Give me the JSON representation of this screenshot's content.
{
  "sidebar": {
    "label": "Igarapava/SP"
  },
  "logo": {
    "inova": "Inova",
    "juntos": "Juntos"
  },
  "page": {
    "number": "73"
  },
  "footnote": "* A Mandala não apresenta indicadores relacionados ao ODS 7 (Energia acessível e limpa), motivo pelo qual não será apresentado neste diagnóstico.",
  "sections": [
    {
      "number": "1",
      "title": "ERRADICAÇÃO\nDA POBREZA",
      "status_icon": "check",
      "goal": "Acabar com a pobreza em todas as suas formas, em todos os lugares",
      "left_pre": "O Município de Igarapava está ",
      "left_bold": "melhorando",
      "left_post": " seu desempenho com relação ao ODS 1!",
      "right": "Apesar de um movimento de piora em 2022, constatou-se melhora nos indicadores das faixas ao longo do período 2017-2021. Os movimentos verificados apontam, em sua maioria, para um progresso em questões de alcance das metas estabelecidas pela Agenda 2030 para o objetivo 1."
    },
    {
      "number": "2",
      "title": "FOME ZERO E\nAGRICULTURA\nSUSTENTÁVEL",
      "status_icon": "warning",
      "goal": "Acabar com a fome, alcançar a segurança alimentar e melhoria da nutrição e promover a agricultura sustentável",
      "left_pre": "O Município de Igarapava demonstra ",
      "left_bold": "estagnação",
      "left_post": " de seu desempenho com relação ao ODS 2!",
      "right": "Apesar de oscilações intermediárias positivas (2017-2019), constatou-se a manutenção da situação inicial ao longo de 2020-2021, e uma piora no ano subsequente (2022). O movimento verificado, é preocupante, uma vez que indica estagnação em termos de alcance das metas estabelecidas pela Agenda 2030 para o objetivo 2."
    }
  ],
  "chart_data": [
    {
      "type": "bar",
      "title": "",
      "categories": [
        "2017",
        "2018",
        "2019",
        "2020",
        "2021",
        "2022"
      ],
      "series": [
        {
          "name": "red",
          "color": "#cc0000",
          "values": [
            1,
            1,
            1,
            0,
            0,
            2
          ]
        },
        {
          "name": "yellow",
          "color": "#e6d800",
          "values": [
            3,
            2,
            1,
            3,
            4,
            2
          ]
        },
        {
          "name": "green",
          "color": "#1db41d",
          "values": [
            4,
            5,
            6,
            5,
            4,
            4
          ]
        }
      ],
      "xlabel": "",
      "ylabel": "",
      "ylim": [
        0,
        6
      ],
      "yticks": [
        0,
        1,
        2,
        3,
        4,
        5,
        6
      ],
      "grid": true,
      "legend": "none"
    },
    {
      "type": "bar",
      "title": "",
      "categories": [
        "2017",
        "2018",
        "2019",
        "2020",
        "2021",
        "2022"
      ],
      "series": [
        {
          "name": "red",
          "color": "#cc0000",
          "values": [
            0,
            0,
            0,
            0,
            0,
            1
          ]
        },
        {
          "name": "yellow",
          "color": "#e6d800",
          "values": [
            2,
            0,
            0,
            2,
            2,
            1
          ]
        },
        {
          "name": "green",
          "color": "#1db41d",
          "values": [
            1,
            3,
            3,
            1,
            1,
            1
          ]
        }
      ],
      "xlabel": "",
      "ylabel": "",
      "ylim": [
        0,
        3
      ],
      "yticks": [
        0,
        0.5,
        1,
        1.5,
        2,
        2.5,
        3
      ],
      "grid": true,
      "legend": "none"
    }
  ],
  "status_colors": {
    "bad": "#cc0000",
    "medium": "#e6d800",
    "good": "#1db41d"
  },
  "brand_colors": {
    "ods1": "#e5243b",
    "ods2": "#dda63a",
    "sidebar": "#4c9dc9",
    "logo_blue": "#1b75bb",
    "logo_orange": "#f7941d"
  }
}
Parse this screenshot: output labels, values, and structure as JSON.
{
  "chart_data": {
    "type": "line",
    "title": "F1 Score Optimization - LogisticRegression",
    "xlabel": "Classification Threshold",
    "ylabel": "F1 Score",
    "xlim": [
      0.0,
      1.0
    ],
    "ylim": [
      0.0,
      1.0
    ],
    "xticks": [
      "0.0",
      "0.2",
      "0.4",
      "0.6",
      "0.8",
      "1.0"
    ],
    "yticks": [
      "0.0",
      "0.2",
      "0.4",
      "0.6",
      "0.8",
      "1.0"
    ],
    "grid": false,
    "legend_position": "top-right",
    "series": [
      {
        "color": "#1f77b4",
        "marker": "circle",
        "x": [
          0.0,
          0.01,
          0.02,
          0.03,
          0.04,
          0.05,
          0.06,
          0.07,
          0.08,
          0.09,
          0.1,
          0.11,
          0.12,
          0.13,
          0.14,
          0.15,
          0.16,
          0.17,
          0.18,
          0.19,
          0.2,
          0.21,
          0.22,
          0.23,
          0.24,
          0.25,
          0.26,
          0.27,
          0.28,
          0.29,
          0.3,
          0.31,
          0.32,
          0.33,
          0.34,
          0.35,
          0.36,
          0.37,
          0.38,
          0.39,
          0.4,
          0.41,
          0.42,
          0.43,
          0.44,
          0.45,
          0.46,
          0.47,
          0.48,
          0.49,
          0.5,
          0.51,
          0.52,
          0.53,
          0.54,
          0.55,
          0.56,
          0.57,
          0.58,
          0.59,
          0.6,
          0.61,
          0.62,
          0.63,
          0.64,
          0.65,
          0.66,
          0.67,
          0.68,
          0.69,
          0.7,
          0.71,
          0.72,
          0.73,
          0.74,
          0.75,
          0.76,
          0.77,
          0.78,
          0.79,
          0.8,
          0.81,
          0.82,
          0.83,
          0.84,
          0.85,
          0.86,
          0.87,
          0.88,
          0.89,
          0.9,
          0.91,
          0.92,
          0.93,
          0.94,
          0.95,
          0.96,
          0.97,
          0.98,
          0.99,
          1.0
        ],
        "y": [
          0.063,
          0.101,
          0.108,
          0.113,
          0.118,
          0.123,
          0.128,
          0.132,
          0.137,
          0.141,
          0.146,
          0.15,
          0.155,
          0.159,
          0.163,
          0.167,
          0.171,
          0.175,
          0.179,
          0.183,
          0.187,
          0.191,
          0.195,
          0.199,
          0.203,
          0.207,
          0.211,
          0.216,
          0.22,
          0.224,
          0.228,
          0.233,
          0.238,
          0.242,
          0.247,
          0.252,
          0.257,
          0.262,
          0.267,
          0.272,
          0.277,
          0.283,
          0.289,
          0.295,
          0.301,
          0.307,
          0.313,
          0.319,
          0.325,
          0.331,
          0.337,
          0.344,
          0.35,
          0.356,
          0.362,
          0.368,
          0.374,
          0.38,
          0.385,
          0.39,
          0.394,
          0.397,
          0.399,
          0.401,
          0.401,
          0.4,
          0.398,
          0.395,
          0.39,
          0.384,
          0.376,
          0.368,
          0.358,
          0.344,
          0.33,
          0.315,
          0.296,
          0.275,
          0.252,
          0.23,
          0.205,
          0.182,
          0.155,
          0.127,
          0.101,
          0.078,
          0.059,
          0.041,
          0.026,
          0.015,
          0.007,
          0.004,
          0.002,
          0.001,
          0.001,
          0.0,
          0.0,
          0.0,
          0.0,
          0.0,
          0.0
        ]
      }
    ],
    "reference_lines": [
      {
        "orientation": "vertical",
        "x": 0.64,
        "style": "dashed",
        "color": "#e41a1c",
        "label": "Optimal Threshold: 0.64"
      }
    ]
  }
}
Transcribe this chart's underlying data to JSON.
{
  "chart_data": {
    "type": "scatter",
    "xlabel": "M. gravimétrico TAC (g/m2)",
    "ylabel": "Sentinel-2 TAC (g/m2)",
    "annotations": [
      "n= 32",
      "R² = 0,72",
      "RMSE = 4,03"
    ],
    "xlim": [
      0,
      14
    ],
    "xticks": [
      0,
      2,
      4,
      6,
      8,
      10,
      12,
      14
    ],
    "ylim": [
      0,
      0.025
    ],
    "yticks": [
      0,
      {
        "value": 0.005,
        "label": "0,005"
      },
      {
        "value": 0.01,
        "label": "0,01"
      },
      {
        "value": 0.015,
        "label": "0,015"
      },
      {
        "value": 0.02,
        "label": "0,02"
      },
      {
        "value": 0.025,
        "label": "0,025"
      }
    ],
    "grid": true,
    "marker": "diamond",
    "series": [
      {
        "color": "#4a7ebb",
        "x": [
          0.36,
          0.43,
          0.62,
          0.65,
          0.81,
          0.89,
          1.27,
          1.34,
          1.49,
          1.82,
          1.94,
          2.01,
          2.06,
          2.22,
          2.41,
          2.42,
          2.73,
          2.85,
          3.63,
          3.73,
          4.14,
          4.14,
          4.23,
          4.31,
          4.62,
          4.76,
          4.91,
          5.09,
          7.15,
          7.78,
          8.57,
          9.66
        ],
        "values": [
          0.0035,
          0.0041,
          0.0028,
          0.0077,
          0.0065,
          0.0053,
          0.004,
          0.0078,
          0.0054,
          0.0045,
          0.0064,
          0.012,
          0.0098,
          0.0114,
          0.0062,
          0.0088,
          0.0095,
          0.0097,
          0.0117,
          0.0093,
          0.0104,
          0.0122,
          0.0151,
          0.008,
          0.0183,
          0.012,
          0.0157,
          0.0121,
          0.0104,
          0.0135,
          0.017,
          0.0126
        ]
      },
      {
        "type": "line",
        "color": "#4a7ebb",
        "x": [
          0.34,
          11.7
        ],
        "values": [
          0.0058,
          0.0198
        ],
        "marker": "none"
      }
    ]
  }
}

==================================================

What to work on: Note how many lines in the listing above hold the string "Acabar", then give only that figure.

Task response: 2